----- Data entries
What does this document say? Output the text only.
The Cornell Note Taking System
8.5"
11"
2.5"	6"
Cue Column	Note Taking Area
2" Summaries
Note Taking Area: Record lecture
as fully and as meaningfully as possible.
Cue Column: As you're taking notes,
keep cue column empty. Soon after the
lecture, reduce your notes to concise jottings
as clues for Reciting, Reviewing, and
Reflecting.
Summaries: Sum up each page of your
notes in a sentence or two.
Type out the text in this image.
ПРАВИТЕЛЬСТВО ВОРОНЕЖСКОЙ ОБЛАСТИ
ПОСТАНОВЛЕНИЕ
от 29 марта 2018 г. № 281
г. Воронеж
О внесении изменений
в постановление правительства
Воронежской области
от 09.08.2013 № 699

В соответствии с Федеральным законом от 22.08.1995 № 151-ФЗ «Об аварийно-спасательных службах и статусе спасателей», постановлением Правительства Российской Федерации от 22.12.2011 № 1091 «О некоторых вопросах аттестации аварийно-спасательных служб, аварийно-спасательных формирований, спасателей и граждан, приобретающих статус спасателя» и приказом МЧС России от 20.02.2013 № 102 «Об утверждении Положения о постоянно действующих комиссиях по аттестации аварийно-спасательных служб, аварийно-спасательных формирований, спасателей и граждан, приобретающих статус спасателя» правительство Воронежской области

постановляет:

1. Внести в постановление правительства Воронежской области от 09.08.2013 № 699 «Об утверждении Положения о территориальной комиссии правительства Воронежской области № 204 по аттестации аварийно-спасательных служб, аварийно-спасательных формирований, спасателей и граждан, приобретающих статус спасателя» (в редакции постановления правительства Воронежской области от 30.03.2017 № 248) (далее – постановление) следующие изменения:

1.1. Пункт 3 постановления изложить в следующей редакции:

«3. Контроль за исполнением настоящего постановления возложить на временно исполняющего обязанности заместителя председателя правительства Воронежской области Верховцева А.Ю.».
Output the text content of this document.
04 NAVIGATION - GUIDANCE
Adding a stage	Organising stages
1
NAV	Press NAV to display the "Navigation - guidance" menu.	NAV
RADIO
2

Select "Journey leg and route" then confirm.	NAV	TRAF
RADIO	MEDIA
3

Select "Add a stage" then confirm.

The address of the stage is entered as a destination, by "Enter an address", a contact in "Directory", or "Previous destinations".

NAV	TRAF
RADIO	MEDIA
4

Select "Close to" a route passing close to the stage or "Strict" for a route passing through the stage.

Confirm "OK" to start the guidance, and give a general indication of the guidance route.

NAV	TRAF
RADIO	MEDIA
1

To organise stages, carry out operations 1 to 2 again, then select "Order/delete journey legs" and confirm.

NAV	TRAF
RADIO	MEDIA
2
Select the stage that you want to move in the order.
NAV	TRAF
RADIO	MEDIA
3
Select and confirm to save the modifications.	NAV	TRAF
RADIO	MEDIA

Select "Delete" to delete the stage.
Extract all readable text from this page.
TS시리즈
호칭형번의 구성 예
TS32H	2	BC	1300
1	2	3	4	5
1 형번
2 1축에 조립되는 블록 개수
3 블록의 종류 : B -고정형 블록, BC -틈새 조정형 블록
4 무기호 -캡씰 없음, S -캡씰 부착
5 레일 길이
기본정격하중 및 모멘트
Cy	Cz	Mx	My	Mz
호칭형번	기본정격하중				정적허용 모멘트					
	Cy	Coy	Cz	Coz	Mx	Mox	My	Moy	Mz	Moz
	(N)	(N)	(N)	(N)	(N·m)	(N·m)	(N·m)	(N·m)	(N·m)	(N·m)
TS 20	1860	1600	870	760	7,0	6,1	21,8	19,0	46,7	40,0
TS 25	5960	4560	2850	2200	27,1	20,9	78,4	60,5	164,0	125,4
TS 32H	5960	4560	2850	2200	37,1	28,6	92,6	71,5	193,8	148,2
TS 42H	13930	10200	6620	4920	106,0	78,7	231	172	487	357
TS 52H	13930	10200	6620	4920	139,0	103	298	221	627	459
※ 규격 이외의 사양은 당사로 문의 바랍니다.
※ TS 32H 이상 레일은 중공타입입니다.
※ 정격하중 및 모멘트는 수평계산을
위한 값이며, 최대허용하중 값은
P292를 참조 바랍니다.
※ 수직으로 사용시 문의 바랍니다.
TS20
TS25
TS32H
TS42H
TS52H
----------
▶ _Brief_:
Transcribe the records above exactly, but only from the line that contains "Extract all readable text from this page." through their final line, inclusive.

▶ _Full answer_:
Extract all readable text from this page.
TS시리즈
호칭형번의 구성 예
TS32H	2	BC	1300
1	2	3	4	5
1 형번
2 1축에 조립되는 블록 개수
3 블록의 종류 : B -고정형 블록, BC -틈새 조정형 블록
4 무기호 -캡씰 없음, S -캡씰 부착
5 레일 길이
기본정격하중 및 모멘트
Cy	Cz	Mx	My	Mz
호칭형번	기본정격하중				정적허용 모멘트					
	Cy	Coy	Cz	Coz	Mx	Mox	My	Moy	Mz	Moz
	(N)	(N)	(N)	(N)	(N·m)	(N·m)	(N·m)	(N·m)	(N·m)	(N·m)
TS 20	1860	1600	870	760	7,0	6,1	21,8	19,0	46,7	40,0
TS 25	5960	4560	2850	2200	27,1	20,9	78,4	60,5	164,0	125,4
TS 32H	5960	4560	2850	2200	37,1	28,6	92,6	71,5	193,8	148,2
TS 42H	13930	10200	6620	4920	106,0	78,7	231	172	487	357
TS 52H	13930	10200	6620	4920	139,0	103	298	221	627	459
※ 규격 이외의 사양은 당사로 문의 바랍니다.
※ TS 32H 이상 레일은 중공타입입니다.
※ 정격하중 및 모멘트는 수평계산을
위한 값이며, 최대허용하중 값은
P292를 참조 바랍니다.
※ 수직으로 사용시 문의 바랍니다.
TS20
TS25
TS32H
TS42H
TS52H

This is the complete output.